Stated exercise:
Set down each entry from the block beneath, exactly as written.

:: Dataset content

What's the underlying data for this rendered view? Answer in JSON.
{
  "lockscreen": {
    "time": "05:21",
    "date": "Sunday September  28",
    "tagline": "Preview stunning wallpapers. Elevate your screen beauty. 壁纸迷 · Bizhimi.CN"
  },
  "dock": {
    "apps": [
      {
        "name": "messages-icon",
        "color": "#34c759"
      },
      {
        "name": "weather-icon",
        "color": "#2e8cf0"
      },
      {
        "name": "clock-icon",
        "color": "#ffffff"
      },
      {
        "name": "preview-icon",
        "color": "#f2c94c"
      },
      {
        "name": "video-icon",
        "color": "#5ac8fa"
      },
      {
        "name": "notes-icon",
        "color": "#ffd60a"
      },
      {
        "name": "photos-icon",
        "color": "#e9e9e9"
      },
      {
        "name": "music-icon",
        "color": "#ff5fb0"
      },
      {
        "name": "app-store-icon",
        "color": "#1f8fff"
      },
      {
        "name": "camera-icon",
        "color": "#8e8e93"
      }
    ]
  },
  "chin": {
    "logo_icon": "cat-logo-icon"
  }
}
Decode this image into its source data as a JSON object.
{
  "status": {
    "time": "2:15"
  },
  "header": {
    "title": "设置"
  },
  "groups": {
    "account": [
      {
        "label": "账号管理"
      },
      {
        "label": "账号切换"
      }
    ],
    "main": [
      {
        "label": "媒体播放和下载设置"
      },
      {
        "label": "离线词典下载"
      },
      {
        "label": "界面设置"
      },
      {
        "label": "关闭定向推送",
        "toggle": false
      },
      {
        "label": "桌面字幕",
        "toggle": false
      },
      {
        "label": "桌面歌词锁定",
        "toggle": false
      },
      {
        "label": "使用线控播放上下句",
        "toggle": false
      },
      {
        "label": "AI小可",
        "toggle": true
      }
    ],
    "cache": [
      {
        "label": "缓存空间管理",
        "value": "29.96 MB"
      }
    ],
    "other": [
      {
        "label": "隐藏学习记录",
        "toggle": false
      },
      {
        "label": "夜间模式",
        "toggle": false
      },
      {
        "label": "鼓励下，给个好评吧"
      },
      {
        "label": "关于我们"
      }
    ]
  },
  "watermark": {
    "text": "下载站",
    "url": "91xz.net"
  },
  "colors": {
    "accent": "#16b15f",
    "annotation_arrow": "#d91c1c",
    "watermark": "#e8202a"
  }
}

::::

Finished answer:
What's the underlying data for this rendered view? Answer in JSON.
{
  "lockscreen": {
    "time": "05:21",
    "date": "Sunday September  28",
    "tagline": "Preview stunning wallpapers. Elevate your screen beauty. 壁纸迷 · Bizhimi.CN"
  },
  "dock": {
    "apps": [
      {
        "name": "messages-icon",
        "color": "#34c759"
      },
      {
        "name": "weather-icon",
        "color": "#2e8cf0"
      },
      {
        "name": "clock-icon",
        "color": "#ffffff"
      },
      {
        "name": "preview-icon",
        "color": "#f2c94c"
      },
      {
        "name": "video-icon",
        "color": "#5ac8fa"
      },
      {
        "name": "notes-icon",
        "color": "#ffd60a"
      },
      {
        "name": "photos-icon",
        "color": "#e9e9e9"
      },
      {
        "name": "music-icon",
        "color": "#ff5fb0"
      },
      {
        "name": "app-store-icon",
        "color": "#1f8fff"
      },
      {
        "name": "camera-icon",
        "color": "#8e8e93"
      }
    ]
  },
  "chin": {
    "logo_icon": "cat-logo-icon"
  }
}
Decode this image into its source data as a JSON object.
{
  "status": {
    "time": "2:15"
  },
  "header": {
    "title": "设置"
  },
  "groups": {
    "account": [
      {
        "label": "账号管理"
      },
      {
        "label": "账号切换"
      }
    ],
    "main": [
      {
        "label": "媒体播放和下载设置"
      },
      {
        "label": "离线词典下载"
      },
      {
        "label": "界面设置"
      },
      {
        "label": "关闭定向推送",
        "toggle": false
      },
      {
        "label": "桌面字幕",
        "toggle": false
      },
      {
        "label": "桌面歌词锁定",
        "toggle": false
      },
      {
        "label": "使用线控播放上下句",
        "toggle": false
      },
      {
        "label": "AI小可",
        "toggle": true
      }
    ],
    "cache": [
      {
        "label": "缓存空间管理",
        "value": "29.96 MB"
      }
    ],
    "other": [
      {
        "label": "隐藏学习记录",
        "toggle": false
      },
      {
        "label": "夜间模式",
        "toggle": false
      },
      {
        "label": "鼓励下，给个好评吧"
      },
      {
        "label": "关于我们"
      }
    ]
  },
  "watermark": {
    "text": "下载站",
    "url": "91xz.net"
  },
  "colors": {
    "accent": "#16b15f",
    "annotation_arrow": "#d91c1c",
    "watermark": "#e8202a"
  }
}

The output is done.